Tally the lines below that contain "dans". The number is the whole answer.

Data for this exercise:
● ● ● ● ● ● ●

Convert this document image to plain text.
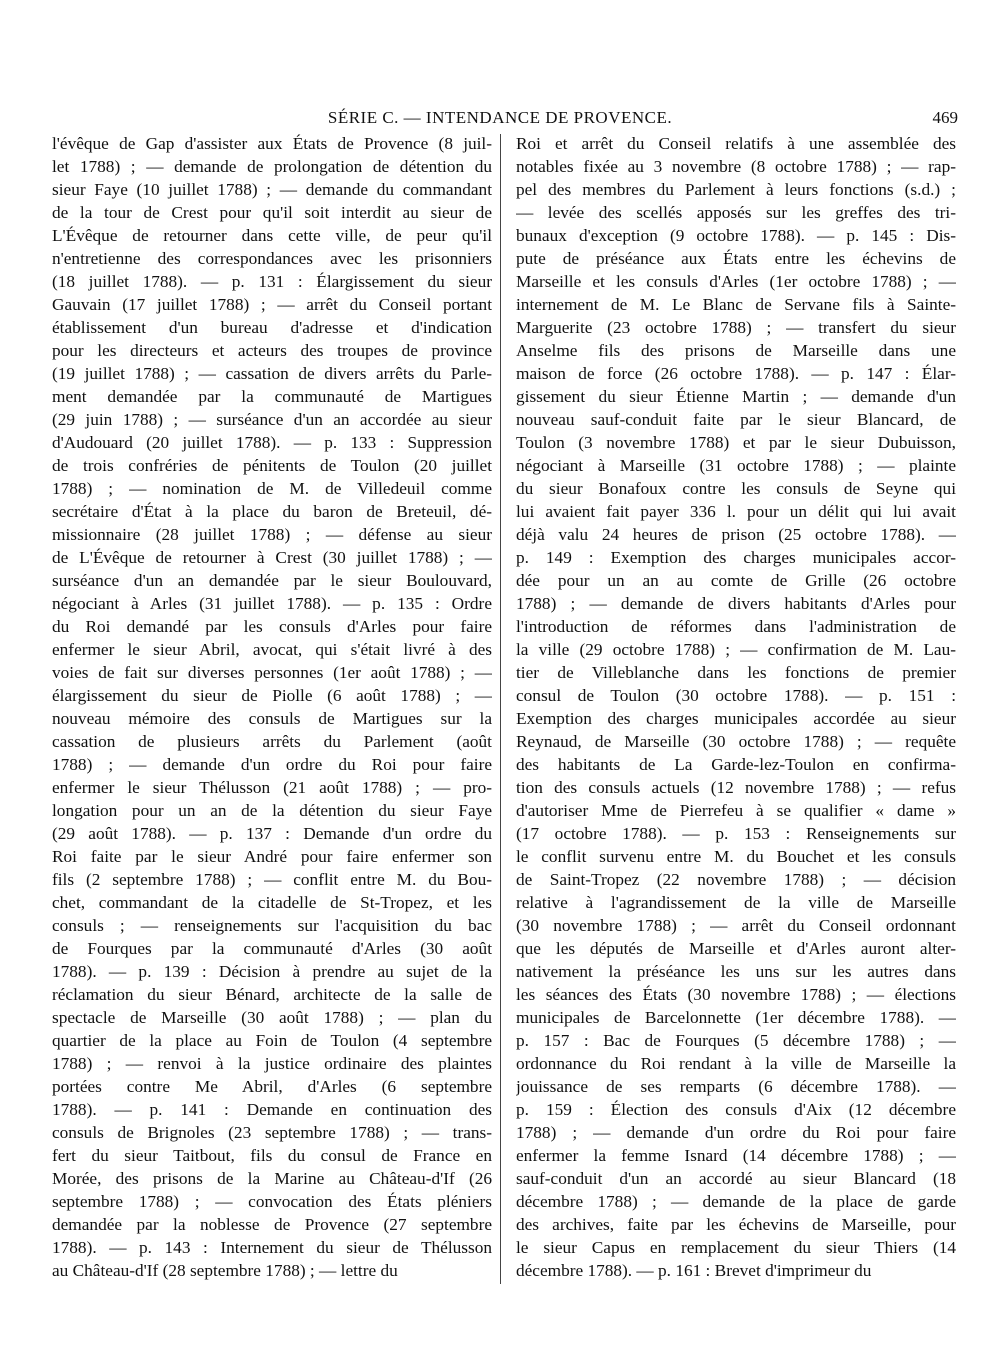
SÉRIE C. — INTENDANCE DE PROVENCE.	469
l'évêque de Gap d'assister aux États de Provence (8 juil-
let 1788) ; — demande de prolongation de détention du
sieur Faye (10 juillet 1788) ; — demande du commandant
de la tour de Crest pour qu'il soit interdit au sieur de
L'Évêque de retourner dans cette ville, de peur qu'il
n'entretienne des correspondances avec les prisonniers
(18 juillet 1788). — p. 131 : Élargissement du sieur
Gauvain (17 juillet 1788) ; — arrêt du Conseil portant
établissement d'un bureau d'adresse et d'indication
pour les directeurs et acteurs des troupes de province
(19 juillet 1788) ; — cassation de divers arrêts du Parle-
ment demandée par la communauté de Martigues
(29 juin 1788) ; — surséance d'un an accordée au sieur
d'Audouard (20 juillet 1788). — p. 133 : Suppression
de trois confréries de pénitents de Toulon (20 juillet
1788) ; — nomination de M. de Villedeuil comme
secrétaire d'État à la place du baron de Breteuil, dé-
missionnaire (28 juillet 1788) ; — défense au sieur
de L'Évêque de retourner à Crest (30 juillet 1788) ; —
surséance d'un an demandée par le sieur Boulouvard,
négociant à Arles (31 juillet 1788). — p. 135 : Ordre
du Roi demandé par les consuls d'Arles pour faire
enfermer le sieur Abril, avocat, qui s'était livré à des
voies de fait sur diverses personnes (1er août 1788) ; —
élargissement du sieur de Piolle (6 août 1788) ; —
nouveau mémoire des consuls de Martigues sur la
cassation de plusieurs arrêts du Parlement (août
1788) ; — demande d'un ordre du Roi pour faire
enfermer le sieur Thélusson (21 août 1788) ; — pro-
longation pour un an de la détention du sieur Faye
(29 août 1788). — p. 137 : Demande d'un ordre du
Roi faite par le sieur André pour faire enfermer son
fils (2 septembre 1788) ; — conflit entre M. du Bou-
chet, commandant de la citadelle de St-Tropez, et les
consuls ; — renseignements sur l'acquisition du bac
de Fourques par la communauté d'Arles (30 août
1788). — p. 139 : Décision à prendre au sujet de la
réclamation du sieur Bénard, architecte de la salle de
spectacle de Marseille (30 août 1788) ; — plan du
quartier de la place au Foin de Toulon (4 septembre
1788) ; — renvoi à la justice ordinaire des plaintes
portées contre Me Abril, d'Arles (6 septembre
1788). — p. 141 : Demande en continuation des
consuls de Brignoles (23 septembre 1788) ; — trans-
fert du sieur Taitbout, fils du consul de France en
Morée, des prisons de la Marine au Château-d'If (26
septembre 1788) ; — convocation des États pléniers
demandée par la noblesse de Provence (27 septembre
1788). — p. 143 : Internement du sieur de Thélusson
au Château-d'If (28 septembre 1788) ; — lettre du
Roi et arrêt du Conseil relatifs à une assemblée des
notables fixée au 3 novembre (8 octobre 1788) ; — rap-
pel des membres du Parlement à leurs fonctions (s.d.) ;
— levée des scellés apposés sur les greffes des tri-
bunaux d'exception (9 octobre 1788). — p. 145 : Dis-
pute de préséance aux États entre les échevins de
Marseille et les consuls d'Arles (1er octobre 1788) ; —
internement de M. Le Blanc de Servane fils à Sainte-
Marguerite (23 octobre 1788) ; — transfert du sieur
Anselme fils des prisons de Marseille dans une
maison de force (26 octobre 1788). — p. 147 : Élar-
gissement du sieur Étienne Martin ; — demande d'un
nouveau sauf-conduit faite par le sieur Blancard, de
Toulon (3 novembre 1788) et par le sieur Dubuisson,
négociant à Marseille (31 octobre 1788) ; — plainte
du sieur Bonafoux contre les consuls de Seyne qui
lui avaient fait payer 336 l. pour un délit qui lui avait
déjà valu 24 heures de prison (25 octobre 1788). —
p. 149 : Exemption des charges municipales accor-
dée pour un an au comte de Grille (26 octobre
1788) ; — demande de divers habitants d'Arles pour
l'introduction de réformes dans l'administration de
la ville (29 octobre 1788) ; — confirmation de M. Lau-
tier de Villeblanche dans les fonctions de premier
consul de Toulon (30 octobre 1788). — p. 151 :
Exemption des charges municipales accordée au sieur
Reynaud, de Marseille (30 octobre 1788) ; — requête
des habitants de La Garde-lez-Toulon en confirma-
tion des consuls actuels (12 novembre 1788) ; — refus
d'autoriser Mme de Pierrefeu à se qualifier « dame »
(17 octobre 1788). — p. 153 : Renseignements sur
le conflit survenu entre M. du Bouchet et les consuls
de Saint-Tropez (22 novembre 1788) ; — décision
relative à l'agrandissement de la ville de Marseille
(30 novembre 1788) ; — arrêt du Conseil ordonnant
que les députés de Marseille et d'Arles auront alter-
nativement la préséance les uns sur les autres dans
les séances des États (30 novembre 1788) ; — élections
municipales de Barcelonnette (1er décembre 1788). —
p. 157 : Bac de Fourques (5 décembre 1788) ; —
ordonnance du Roi rendant à la ville de Marseille la
jouissance de ses remparts (6 décembre 1788). —
p. 159 : Élection des consuls d'Aix (12 décembre
1788) ; — demande d'un ordre du Roi pour faire
enfermer la femme Isnard (14 décembre 1788) ; —
sauf-conduit d'un an accordé au sieur Blancard (18
décembre 1788) ; — demande de la place de garde
des archives, faite par les échevins de Marseille, pour
le sieur Capus en remplacement du sieur Thiers (14
décembre 1788). — p. 161 : Brevet d'imprimeur du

● ● ● ● ● ● ●

Task result: 5